→ **Task to complete**:
Could you output each line of the data that follows exactly?

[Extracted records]
———

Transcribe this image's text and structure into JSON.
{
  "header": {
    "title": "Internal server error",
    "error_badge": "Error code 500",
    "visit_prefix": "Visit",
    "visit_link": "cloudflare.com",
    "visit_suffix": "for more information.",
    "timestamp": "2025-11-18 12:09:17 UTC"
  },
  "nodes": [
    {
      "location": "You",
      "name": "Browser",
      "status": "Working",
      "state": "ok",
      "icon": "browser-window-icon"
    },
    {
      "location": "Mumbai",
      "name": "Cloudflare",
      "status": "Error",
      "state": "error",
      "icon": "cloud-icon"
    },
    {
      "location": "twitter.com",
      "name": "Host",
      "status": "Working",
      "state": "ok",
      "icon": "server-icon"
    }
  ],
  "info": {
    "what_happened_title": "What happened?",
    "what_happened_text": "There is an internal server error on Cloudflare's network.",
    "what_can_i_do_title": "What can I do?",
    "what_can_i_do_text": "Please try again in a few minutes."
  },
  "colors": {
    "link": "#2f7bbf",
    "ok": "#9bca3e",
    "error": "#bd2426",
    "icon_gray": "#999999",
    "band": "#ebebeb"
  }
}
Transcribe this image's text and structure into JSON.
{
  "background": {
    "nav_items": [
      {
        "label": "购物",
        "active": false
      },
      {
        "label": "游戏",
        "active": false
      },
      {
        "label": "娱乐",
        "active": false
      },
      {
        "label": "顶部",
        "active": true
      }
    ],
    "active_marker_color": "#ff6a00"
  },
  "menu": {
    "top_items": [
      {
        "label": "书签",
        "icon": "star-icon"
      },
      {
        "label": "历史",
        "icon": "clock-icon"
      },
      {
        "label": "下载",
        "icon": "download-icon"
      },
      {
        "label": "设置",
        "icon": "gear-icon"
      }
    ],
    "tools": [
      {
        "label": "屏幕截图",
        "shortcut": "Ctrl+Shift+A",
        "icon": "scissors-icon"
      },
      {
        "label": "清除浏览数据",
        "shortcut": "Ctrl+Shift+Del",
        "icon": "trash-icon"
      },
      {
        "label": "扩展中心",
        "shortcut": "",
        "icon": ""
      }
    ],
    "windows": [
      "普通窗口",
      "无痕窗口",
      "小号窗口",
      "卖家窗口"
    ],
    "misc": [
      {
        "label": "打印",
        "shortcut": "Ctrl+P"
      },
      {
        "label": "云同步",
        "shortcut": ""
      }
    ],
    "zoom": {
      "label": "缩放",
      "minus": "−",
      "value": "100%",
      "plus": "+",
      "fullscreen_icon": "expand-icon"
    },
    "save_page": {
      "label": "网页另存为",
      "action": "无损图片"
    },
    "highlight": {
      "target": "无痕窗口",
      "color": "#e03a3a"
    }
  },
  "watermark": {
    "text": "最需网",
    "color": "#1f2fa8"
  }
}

———

→ **Answer to this exercise**:
Transcribe this image's text and structure into JSON.
{
  "header": {
    "title": "Internal server error",
    "error_badge": "Error code 500",
    "visit_prefix": "Visit",
    "visit_link": "cloudflare.com",
    "visit_suffix": "for more information.",
    "timestamp": "2025-11-18 12:09:17 UTC"
  },
  "nodes": [
    {
      "location": "You",
      "name": "Browser",
      "status": "Working",
      "state": "ok",
      "icon": "browser-window-icon"
    },
    {
      "location": "Mumbai",
      "name": "Cloudflare",
      "status": "Error",
      "state": "error",
      "icon": "cloud-icon"
    },
    {
      "location": "twitter.com",
      "name": "Host",
      "status": "Working",
      "state": "ok",
      "icon": "server-icon"
    }
  ],
  "info": {
    "what_happened_title": "What happened?",
    "what_happened_text": "There is an internal server error on Cloudflare's network.",
    "what_can_i_do_title": "What can I do?",
    "what_can_i_do_text": "Please try again in a few minutes."
  },
  "colors": {
    "link": "#2f7bbf",
    "ok": "#9bca3e",
    "error": "#bd2426",
    "icon_gray": "#999999",
    "band": "#ebebeb"
  }
}
Transcribe this image's text and structure into JSON.
{
  "background": {
    "nav_items": [
      {
        "label": "购物",
        "active": false
      },
      {
        "label": "游戏",
        "active": false
      },
      {
        "label": "娱乐",
        "active": false
      },
      {
        "label": "顶部",
        "active": true
      }
    ],
    "active_marker_color": "#ff6a00"
  },
  "menu": {
    "top_items": [
      {
        "label": "书签",
        "icon": "star-icon"
      },
      {
        "label": "历史",
        "icon": "clock-icon"
      },
      {
        "label": "下载",
        "icon": "download-icon"
      },
      {
        "label": "设置",
        "icon": "gear-icon"
      }
    ],
    "tools": [
      {
        "label": "屏幕截图",
        "shortcut": "Ctrl+Shift+A",
        "icon": "scissors-icon"
      },
      {
        "label": "清除浏览数据",
        "shortcut": "Ctrl+Shift+Del",
        "icon": "trash-icon"
      },
      {
        "label": "扩展中心",
        "shortcut": "",
        "icon": ""
      }
    ],
    "windows": [
      "普通窗口",
      "无痕窗口",
      "小号窗口",
      "卖家窗口"
    ],
    "misc": [
      {
        "label": "打印",
        "shortcut": "Ctrl+P"
      },
      {
        "label": "云同步",
        "shortcut": ""
      }
    ],
    "zoom": {
      "label": "缩放",
      "minus": "−",
      "value": "100%",
      "plus": "+",
      "fullscreen_icon": "expand-icon"
    },
    "save_page": {
      "label": "网页另存为",
      "action": "无损图片"
    },
    "highlight": {
      "target": "无痕窗口",
      "color": "#e03a3a"
    }
  },
  "watermark": {
    "text": "最需网",
    "color": "#1f2fa8"
  }
}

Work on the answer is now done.